EXERCISE PROMPT: Faithfully return all lines, omitting every embedded picture.
— START SUPPLIED DATA —
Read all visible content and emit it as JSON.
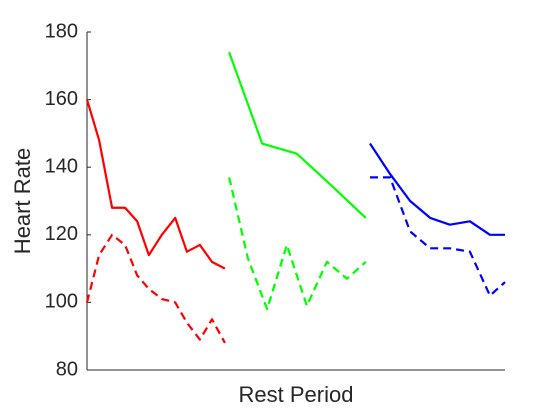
{
  "chart_data": {
    "type": "line",
    "xlabel": "Rest Period",
    "ylabel": "Heart Rate",
    "xlim": [
      0,
      100
    ],
    "ylim": [
      80,
      180
    ],
    "yticks": [
      80,
      100,
      120,
      140,
      160,
      180
    ],
    "series": [
      {
        "color": "#ff0000",
        "dashed": false,
        "x": [
          0,
          2.9,
          6,
          9.1,
          12,
          14.8,
          17.9,
          21.1,
          23.9,
          27,
          29.9,
          33
        ],
        "values": [
          160,
          148,
          128,
          128,
          124,
          114,
          120,
          125,
          115,
          117,
          112,
          110
        ]
      },
      {
        "color": "#ff0000",
        "dashed": true,
        "x": [
          0,
          2.9,
          6,
          9.1,
          12,
          14.8,
          17.9,
          21.1,
          23.9,
          27,
          29.9,
          33
        ],
        "values": [
          100,
          114,
          120,
          117,
          108,
          104,
          101,
          100,
          94,
          89,
          95,
          88
        ]
      },
      {
        "color": "#00ff00",
        "dashed": false,
        "x": [
          34,
          41.9,
          50.2,
          58.1,
          66.7
        ],
        "values": [
          174,
          147,
          144,
          135,
          125
        ]
      },
      {
        "color": "#00ff00",
        "dashed": true,
        "x": [
          34,
          38.5,
          43.1,
          47.8,
          52.6,
          57.4,
          62.2,
          66.7
        ],
        "values": [
          137,
          113,
          98,
          117,
          99,
          112,
          107,
          112
        ]
      },
      {
        "color": "#0000ff",
        "dashed": false,
        "x": [
          67.7,
          72.5,
          77.3,
          82.1,
          86.8,
          91.6,
          96.4,
          100
        ],
        "values": [
          147,
          138,
          130,
          125,
          123,
          124,
          120,
          120
        ]
      },
      {
        "color": "#0000ff",
        "dashed": true,
        "x": [
          67.7,
          72.5,
          77.3,
          82.1,
          86.8,
          91.6,
          96.4,
          100
        ],
        "values": [
          137,
          137,
          121,
          116,
          116,
          115,
          102,
          106
        ]
      }
    ]
  }
}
— END SUPPLIED DATA —
WORKED SOLUTION:
Read all visible content and emit it as JSON.
{
  "chart_data": {
    "type": "line",
    "xlabel": "Rest Period",
    "ylabel": "Heart Rate",
    "xlim": [
      0,
      100
    ],
    "ylim": [
      80,
      180
    ],
    "yticks": [
      80,
      100,
      120,
      140,
      160,
      180
    ],
    "series": [
      {
        "color": "#ff0000",
        "dashed": false,
        "x": [
          0,
          2.9,
          6,
          9.1,
          12,
          14.8,
          17.9,
          21.1,
          23.9,
          27,
          29.9,
          33
        ],
        "values": [
          160,
          148,
          128,
          128,
          124,
          114,
          120,
          125,
          115,
          117,
          112,
          110
        ]
      },
      {
        "color": "#ff0000",
        "dashed": true,
        "x": [
          0,
          2.9,
          6,
          9.1,
          12,
          14.8,
          17.9,
          21.1,
          23.9,
          27,
          29.9,
          33
        ],
        "values": [
          100,
          114,
          120,
          117,
          108,
          104,
          101,
          100,
          94,
          89,
          95,
          88
        ]
      },
      {
        "color": "#00ff00",
        "dashed": false,
        "x": [
          34,
          41.9,
          50.2,
          58.1,
          66.7
        ],
        "values": [
          174,
          147,
          144,
          135,
          125
        ]
      },
      {
        "color": "#00ff00",
        "dashed": true,
        "x": [
          34,
          38.5,
          43.1,
          47.8,
          52.6,
          57.4,
          62.2,
          66.7
        ],
        "values": [
          137,
          113,
          98,
          117,
          99,
          112,
          107,
          112
        ]
      },
      {
        "color": "#0000ff",
        "dashed": false,
        "x": [
          67.7,
          72.5,
          77.3,
          82.1,
          86.8,
          91.6,
          96.4,
          100
        ],
        "values": [
          147,
          138,
          130,
          125,
          123,
          124,
          120,
          120
        ]
      },
      {
        "color": "#0000ff",
        "dashed": true,
        "x": [
          67.7,
          72.5,
          77.3,
          82.1,
          86.8,
          91.6,
          96.4,
          100
        ],
        "values": [
          137,
          137,
          121,
          116,
          116,
          115,
          102,
          106
        ]
      }
    ]
  }
}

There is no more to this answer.